*Data to use*.
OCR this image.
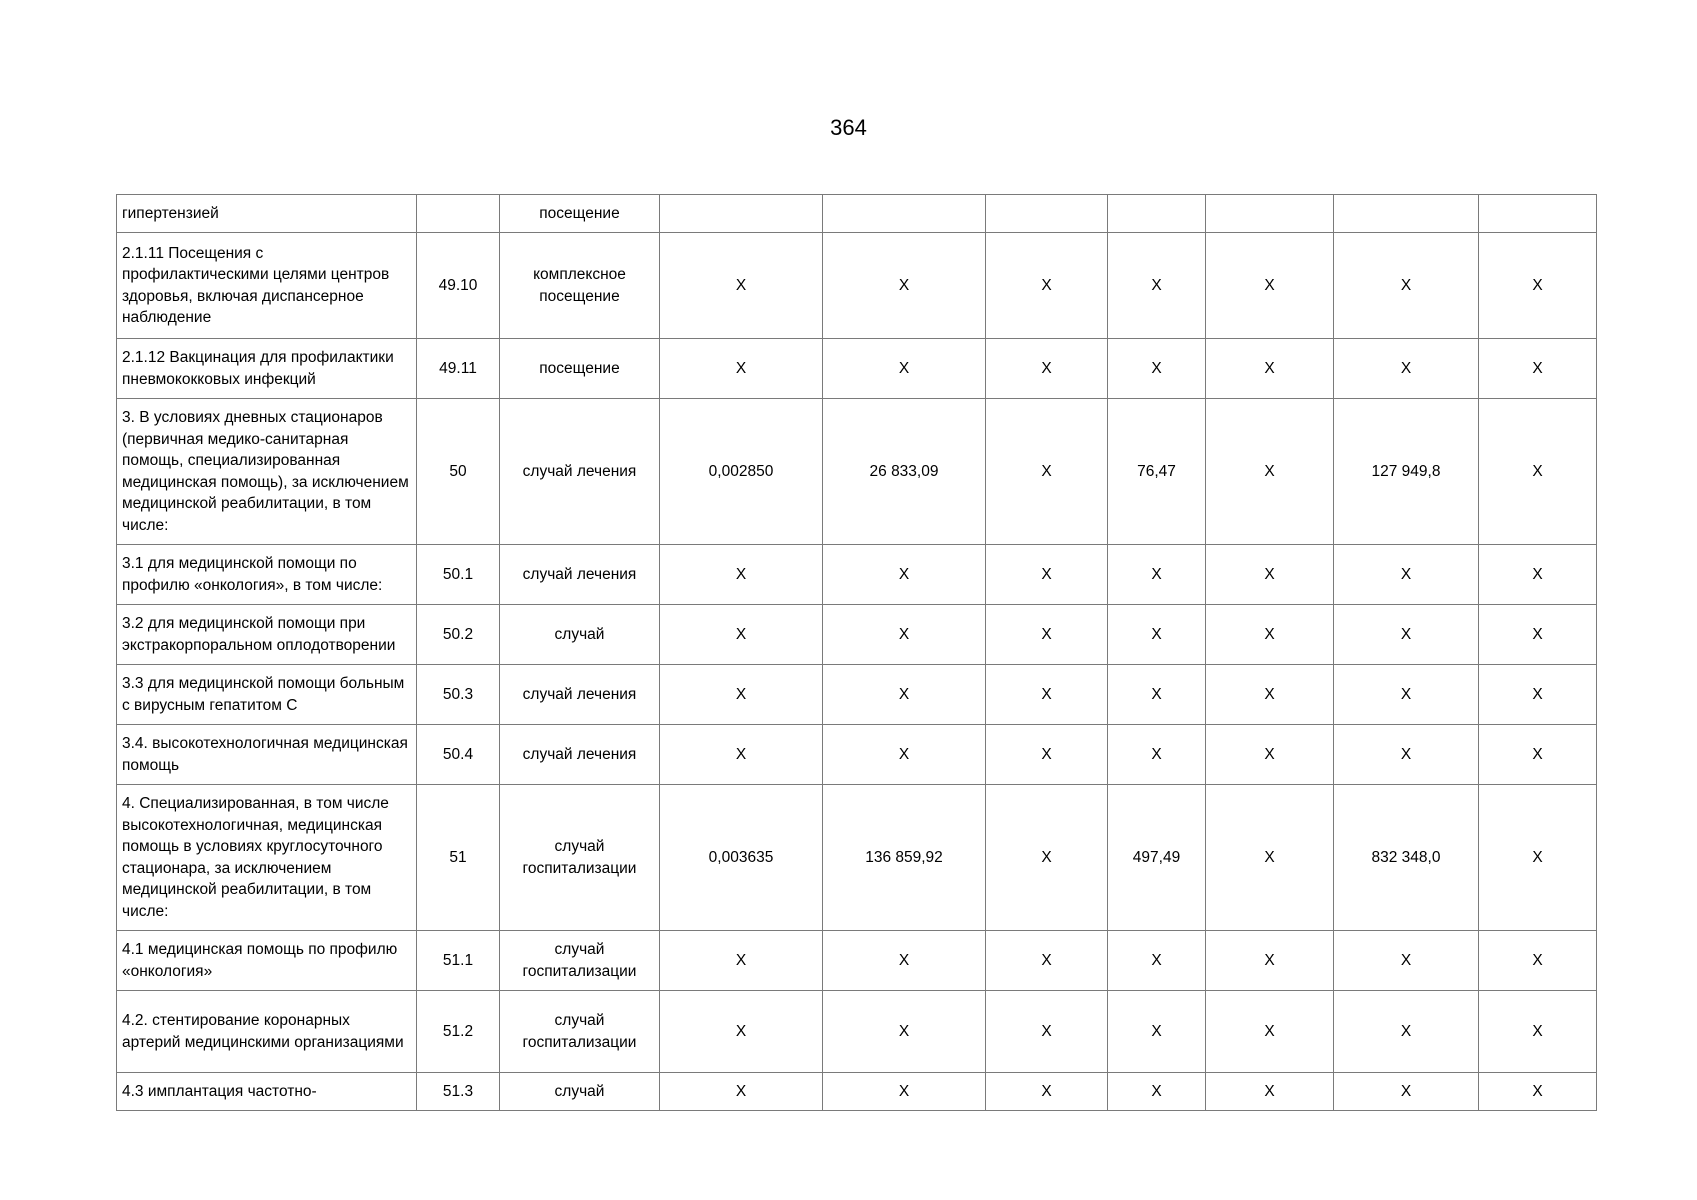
364
гипертензией		посещение							
2.1.11 Посещения с профилактическими целями центров здоровья, включая диспансерное наблюдение	49.10	комплексное посещение	X	X	X	X	X	X	X
2.1.12 Вакцинация для профилактики пневмококковых инфекций	49.11	посещение	X	X	X	X	X	X	X
3. В условиях дневных стационаров (первичная медико-санитарная помощь, специализированная медицинская помощь), за исключением медицинской реабилитации, в том числе:	50	случай лечения	0,002850	26 833,09	X	76,47	X	127 949,8	X
3.1 для медицинской помощи по профилю «онкология», в том числе:	50.1	случай лечения	X	X	X	X	X	X	X
3.2 для медицинской помощи при экстракорпоральном оплодотворении	50.2	случай	X	X	X	X	X	X	X
3.3 для медицинской помощи больным с вирусным гепатитом С	50.3	случай лечения	X	X	X	X	X	X	X
3.4. высокотехнологичная медицинская помощь	50.4	случай лечения	X	X	X	X	X	X	X
4. Специализированная, в том числе высокотехнологичная, медицинская помощь в условиях круглосуточного стационара, за исключением медицинской реабилитации, в том числе:	51	случай госпитализации	0,003635	136 859,92	X	497,49	X	832 348,0	X
4.1 медицинская помощь по профилю «онкология»	51.1	случай госпитализации	X	X	X	X	X	X	X
4.2. стентирование коронарных артерий медицинскими организациями	51.2	случай госпитализации	X	X	X	X	X	X	X
4.3 имплантация частотно-	51.3	случай	X	X	X	X	X	X	X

*What is expected*. Filter the records down to the lines that contain the string "медицинской", and copy those lines.

*Solution to the exercise*.
3. В условиях дневных стационаров (первичная медико-санитарная помощь, специализированная медицинская помощь), за исключением медицинской реабилитации, в том числе:	50	случай лечения	0,002850	26 833,09	X	76,47	X	127 949,8	X
3.1 для медицинской помощи по профилю «онкология», в том числе:	50.1	случай лечения	X	X	X	X	X	X	X
3.2 для медицинской помощи при экстракорпоральном оплодотворении	50.2	случай	X	X	X	X	X	X	X
3.3 для медицинской помощи больным с вирусным гепатитом С	50.3	случай лечения	X	X	X	X	X	X	X
4. Специализированная, в том числе высокотехнологичная, медицинская помощь в условиях круглосуточного стационара, за исключением медицинской реабилитации, в том числе:	51	случай госпитализации	0,003635	136 859,92	X	497,49	X	832 348,0	X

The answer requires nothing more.